- [Required work]:
(1) In the essay on twenty years of building online, condense the paragraph that begins "I've been building things on the internet" into a short bulleted list that keeps its main facts.
(2) Reproduce word for word the part of the essay on twenty years of building online that begins at the words "Lessons from 20" and stops after the words "(and kept dying)".
(3) Answer these questions about the essay on twenty years of building online:
(a) On what date was it published?
(b) According to its list of things that died, what usually happened to people still leaning on the year's algorithm shortcut after it closed?
(c) What always happened to the "set and forget" passive-income fantasies that needed no maintenance and no real value?

- [Passage]:
* * * * *

Lessons from 20 years building online: what changed, what never did
Two decades of building one-person internet businesses — through algorithm updates, dead platforms and now AI. The handful of things that actually endured, the ones that died, and what I trust now precisely because it survived all of it.
Solopreneur (20 years) · marketer & investor · 25 June 2026 · updated 25 June 2026 · 3 min read
I’ve been building things on the internet for about twenty years. In that time I’ve watched algorithm updates erase traffic overnight, platforms I relied on simply die, “guaranteed” tactics stop working, and now AI rewrite the whole production cost of content. You learn a particular kind of lesson living through that many cycles: not the clever tactic, but what’s left standing after the tactics burn off. Here’s the honest version.
What died (and kept dying)
A graveyard of things that “worked” until they didn’t:
- Every loophole and hack. Whatever the algorithm shortcut of the year was, it closed — and usually punished the people still leaning on it.
- Renting your whole business on someone else’s platform. Channels I depended on changed the rules or shut down, and the income built purely on them went with them.
- “Set and forget” passive-income fantasies. The ones that needed no maintenance and no real value always decayed.

* * * * *

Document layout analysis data
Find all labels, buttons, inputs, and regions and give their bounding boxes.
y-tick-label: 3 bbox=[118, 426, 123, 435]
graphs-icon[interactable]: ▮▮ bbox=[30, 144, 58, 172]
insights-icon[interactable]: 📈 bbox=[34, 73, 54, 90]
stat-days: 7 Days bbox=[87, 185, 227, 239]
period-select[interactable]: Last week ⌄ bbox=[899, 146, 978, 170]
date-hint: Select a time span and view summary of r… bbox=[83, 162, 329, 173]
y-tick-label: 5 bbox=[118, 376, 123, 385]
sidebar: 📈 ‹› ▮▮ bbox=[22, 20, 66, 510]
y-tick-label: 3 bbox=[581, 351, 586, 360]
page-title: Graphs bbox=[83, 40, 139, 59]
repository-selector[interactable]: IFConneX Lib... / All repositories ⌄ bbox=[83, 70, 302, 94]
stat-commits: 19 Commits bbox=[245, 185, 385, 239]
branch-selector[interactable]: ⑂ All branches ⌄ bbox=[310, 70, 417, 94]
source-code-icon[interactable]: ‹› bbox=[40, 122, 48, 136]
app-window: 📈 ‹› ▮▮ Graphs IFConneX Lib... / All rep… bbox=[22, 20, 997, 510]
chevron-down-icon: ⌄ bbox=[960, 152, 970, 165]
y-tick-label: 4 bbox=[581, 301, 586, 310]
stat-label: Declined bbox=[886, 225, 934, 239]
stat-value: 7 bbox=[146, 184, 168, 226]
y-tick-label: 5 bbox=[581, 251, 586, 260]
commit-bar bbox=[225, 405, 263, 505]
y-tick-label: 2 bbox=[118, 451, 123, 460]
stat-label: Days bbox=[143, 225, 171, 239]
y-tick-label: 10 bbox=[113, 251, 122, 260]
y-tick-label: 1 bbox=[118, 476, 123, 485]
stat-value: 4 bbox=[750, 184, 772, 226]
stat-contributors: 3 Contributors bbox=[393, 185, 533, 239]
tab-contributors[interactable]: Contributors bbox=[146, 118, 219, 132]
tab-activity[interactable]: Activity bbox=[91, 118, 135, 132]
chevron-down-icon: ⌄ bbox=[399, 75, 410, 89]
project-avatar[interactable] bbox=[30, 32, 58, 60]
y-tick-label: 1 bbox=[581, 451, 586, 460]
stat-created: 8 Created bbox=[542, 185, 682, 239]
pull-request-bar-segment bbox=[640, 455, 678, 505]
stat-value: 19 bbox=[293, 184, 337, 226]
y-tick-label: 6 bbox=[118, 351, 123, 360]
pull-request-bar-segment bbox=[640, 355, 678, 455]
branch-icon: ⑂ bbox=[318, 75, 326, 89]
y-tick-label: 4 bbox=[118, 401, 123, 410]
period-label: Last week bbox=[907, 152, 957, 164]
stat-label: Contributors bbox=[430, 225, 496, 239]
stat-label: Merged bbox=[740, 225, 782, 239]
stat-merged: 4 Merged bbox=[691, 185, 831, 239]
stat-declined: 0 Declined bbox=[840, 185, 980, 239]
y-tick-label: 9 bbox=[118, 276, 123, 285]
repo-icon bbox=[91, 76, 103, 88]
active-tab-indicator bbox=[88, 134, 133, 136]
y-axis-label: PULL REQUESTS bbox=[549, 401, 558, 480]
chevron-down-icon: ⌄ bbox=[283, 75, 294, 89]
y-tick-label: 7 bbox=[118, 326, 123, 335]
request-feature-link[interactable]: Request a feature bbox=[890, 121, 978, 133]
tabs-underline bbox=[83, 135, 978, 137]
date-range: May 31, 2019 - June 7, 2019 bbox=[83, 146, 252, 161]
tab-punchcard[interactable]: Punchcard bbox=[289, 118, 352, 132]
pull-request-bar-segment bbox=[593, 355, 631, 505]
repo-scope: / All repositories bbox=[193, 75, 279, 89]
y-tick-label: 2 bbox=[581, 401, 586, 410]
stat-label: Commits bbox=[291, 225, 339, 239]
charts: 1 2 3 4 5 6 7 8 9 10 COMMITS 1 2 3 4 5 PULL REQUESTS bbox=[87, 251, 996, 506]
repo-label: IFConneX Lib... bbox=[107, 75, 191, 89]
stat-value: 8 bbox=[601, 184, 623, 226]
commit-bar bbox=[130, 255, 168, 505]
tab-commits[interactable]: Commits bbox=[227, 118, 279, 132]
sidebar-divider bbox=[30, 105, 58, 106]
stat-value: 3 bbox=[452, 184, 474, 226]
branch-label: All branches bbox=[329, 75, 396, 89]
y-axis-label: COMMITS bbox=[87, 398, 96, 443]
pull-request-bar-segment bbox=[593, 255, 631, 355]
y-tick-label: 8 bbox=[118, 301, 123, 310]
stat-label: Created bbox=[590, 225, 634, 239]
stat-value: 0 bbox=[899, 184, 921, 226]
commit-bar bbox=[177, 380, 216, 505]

* * * * *

- [Answers for this exercise]:
(1)
- The author has been building things on the internet for about twenty years.
- Over that time, the author has seen algorithm updates wipe out traffic overnight, relied-on platforms die, "guaranteed" tactics stop working, and AI change the production cost of content.
- Living through so many cycles teaches what remains after the tactics burn off, not the clever tactic itself.

(2)
Lessons from 20 years building online: what changed, what never did
Two decades of building one-person internet businesses — through algorithm updates, dead platforms and now AI. The handful of things that actually endured, the ones that died, and what I trust now precisely because it survived all of it.
Solopreneur (20 years) · marketer & investor · 25 June 2026 · updated 25 June 2026 · 3 min read
I’ve been building things on the internet for about twenty years. In that time I’ve watched algorithm updates erase traffic overnight, platforms I relied on simply die, “guaranteed” tactics stop working, and now AI rewrite the whole production cost of content. You learn a particular kind of lesson living through that many cycles: not the clever tactic, but what’s left standing after the tactics burn off. Here’s the honest version.
What died (and kept dying)

(3)
(a) 25 June 2026
(b) They were usually punished.
(c) They always decayed.